WRITTEN REQUEST:
Repeat the records in full and exactly, omitting pictures.

[Dataset entries on figures]
+---+

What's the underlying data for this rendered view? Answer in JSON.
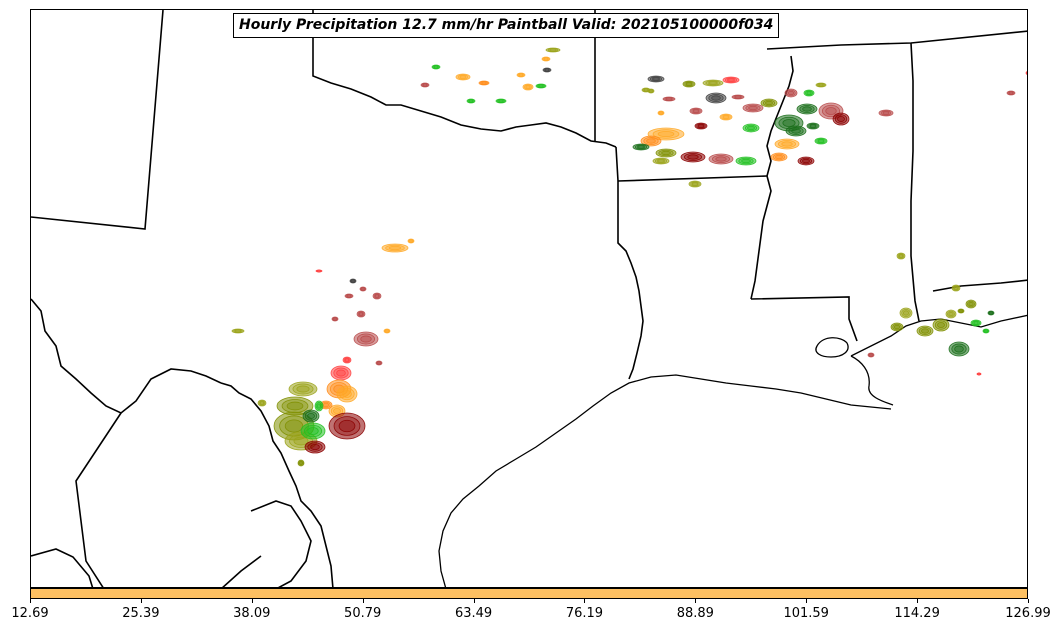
{
  "title": "Hourly Precipitation 12.7 mm/hr Paintball Valid: 202105100000f034",
  "colorbar": {
    "color": "#fdc062",
    "tick_labels": [
      "12.69",
      "25.39",
      "38.09",
      "50.79",
      "63.49",
      "76.19",
      "88.89",
      "101.59",
      "114.29",
      "126.99"
    ]
  },
  "member_colors": [
    "#8b0000",
    "#ff4040",
    "#ff8c1a",
    "#ffa826",
    "#7f8f00",
    "#9aa31a",
    "#20c020",
    "#1a6e1a",
    "#404040",
    "#b84a4a"
  ]
}
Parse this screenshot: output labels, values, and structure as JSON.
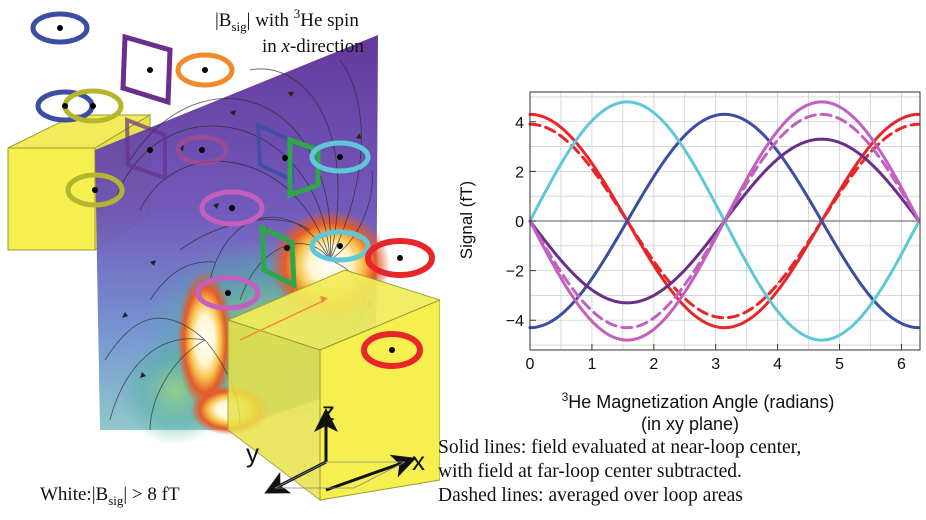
{
  "illustration": {
    "heading_line1_pre": "|B",
    "heading_line1_sub": "sig",
    "heading_line1_mid": "| with ",
    "heading_line1_sup": "3",
    "heading_line1_post": "He spin",
    "heading_line2_pre": "in ",
    "heading_line2_italic": "x",
    "heading_line2_post": "-direction",
    "legend_pre": "White:|B",
    "legend_sub": "sig",
    "legend_post": "| > 8 fT",
    "axis_x": "x",
    "axis_y": "y",
    "axis_z": "z"
  },
  "chart_data": {
    "type": "line",
    "xlabel_sup": "3",
    "xlabel_main": "He Magnetization Angle (radians)",
    "xlabel_line2": "(in xy plane)",
    "ylabel": "Signal (fT)",
    "xlim": [
      0,
      6.3
    ],
    "ylim": [
      -5.2,
      5.2
    ],
    "x_ticks": [
      "0",
      "1",
      "2",
      "3",
      "4",
      "5",
      "6"
    ],
    "y_ticks": [
      "−4",
      "−2",
      "0",
      "2",
      "4"
    ],
    "grid": true,
    "series": [
      {
        "color": "#e8262a",
        "style": "solid",
        "func": "cos",
        "amplitude": 4.3
      },
      {
        "color": "#e8262a",
        "style": "dashed",
        "func": "cos",
        "amplitude": 3.9
      },
      {
        "color": "#3b4ea3",
        "style": "solid",
        "func": "cos",
        "amplitude": -4.3
      },
      {
        "color": "#5ec8d8",
        "style": "solid",
        "func": "sin",
        "amplitude": 4.8
      },
      {
        "color": "#6a2f8a",
        "style": "solid",
        "func": "sin",
        "amplitude": -3.3
      },
      {
        "color": "#c25fbf",
        "style": "solid",
        "func": "sin",
        "amplitude": -4.8
      },
      {
        "color": "#c25fbf",
        "style": "dashed",
        "func": "sin",
        "amplitude": -4.3
      }
    ]
  },
  "caption": {
    "line1": "Solid lines: field evaluated at near-loop center,",
    "line2": "with field at far-loop center subtracted.",
    "line3": "Dashed lines: averaged over loop areas"
  }
}
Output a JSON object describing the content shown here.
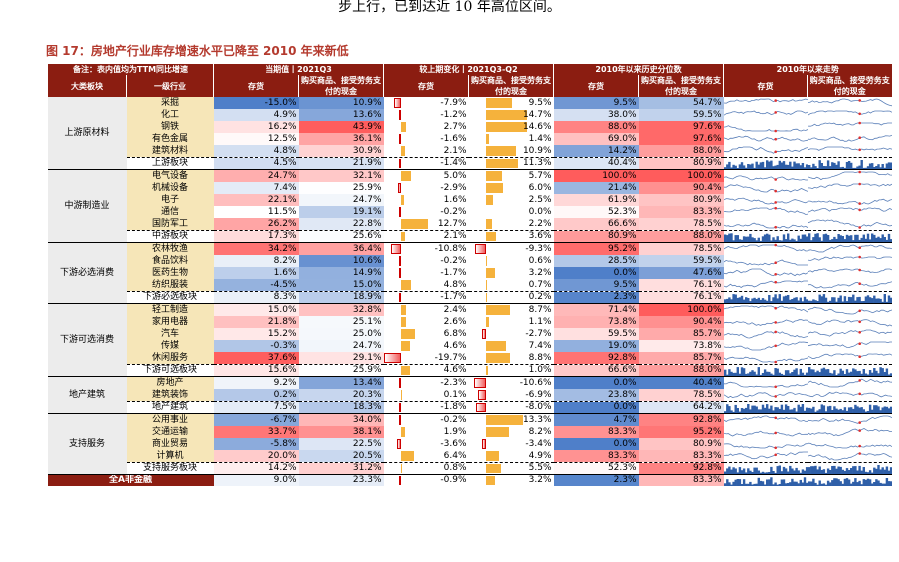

+---+

RESULT:
What's the underlying data for this rendered view? Answer in JSON.
{
  "title": "Hourly Precipitation 12.7 mm/hr Paintball Valid: 202105100000f034",
  "colorbar": {
    "color": "#fdc062",
    "tick_labels": [
      "12.69",
      "25.39",
      "38.09",
      "50.79",
      "63.49",
      "76.19",
      "88.89",
      "101.59",
      "114.29",
      "126.99"
    ]
  },
  "member_colors": [
    "#8b0000",
    "#ff4040",
    "#ff8c1a",
    "#ffa826",
    "#7f8f00",
    "#9aa31a",
    "#20c020",
    "#1a6e1a",
    "#404040",
    "#b84a4a"
  ]
}
Parse this screenshot: output labels, values, and structure as JSON.
{
  "illustration": {
    "heading_line1_pre": "|B",
    "heading_line1_sub": "sig",
    "heading_line1_mid": "| with ",
    "heading_line1_sup": "3",
    "heading_line1_post": "He spin",
    "heading_line2_pre": "in ",
    "heading_line2_italic": "x",
    "heading_line2_post": "-direction",
    "legend_pre": "White:|B",
    "legend_sub": "sig",
    "legend_post": "| > 8 fT",
    "axis_x": "x",
    "axis_y": "y",
    "axis_z": "z"
  },
  "chart_data": {
    "type": "line",
    "xlabel_sup": "3",
    "xlabel_main": "He Magnetization Angle (radians)",
    "xlabel_line2": "(in xy plane)",
    "ylabel": "Signal (fT)",
    "xlim": [
      0,
      6.3
    ],
    "ylim": [
      -5.2,
      5.2
    ],
    "x_ticks": [
      "0",
      "1",
      "2",
      "3",
      "4",
      "5",
      "6"
    ],
    "y_ticks": [
      "−4",
      "−2",
      "0",
      "2",
      "4"
    ],
    "grid": true,
    "series": [
      {
        "color": "#e8262a",
        "style": "solid",
        "func": "cos",
        "amplitude": 4.3
      },
      {
        "color": "#e8262a",
        "style": "dashed",
        "func": "cos",
        "amplitude": 3.9
      },
      {
        "color": "#3b4ea3",
        "style": "solid",
        "func": "cos",
        "amplitude": -4.3
      },
      {
        "color": "#5ec8d8",
        "style": "solid",
        "func": "sin",
        "amplitude": 4.8
      },
      {
        "color": "#6a2f8a",
        "style": "solid",
        "func": "sin",
        "amplitude": -3.3
      },
      {
        "color": "#c25fbf",
        "style": "solid",
        "func": "sin",
        "amplitude": -4.8
      },
      {
        "color": "#c25fbf",
        "style": "dashed",
        "func": "sin",
        "amplitude": -4.3
      }
    ]
  },
  "caption": {
    "line1": "Solid lines: field evaluated at near-loop center,",
    "line2": "with field at far-loop center subtracted.",
    "line3": "Dashed lines: averaged over loop areas"
  }
}
Output a JSON object describing the content shown here.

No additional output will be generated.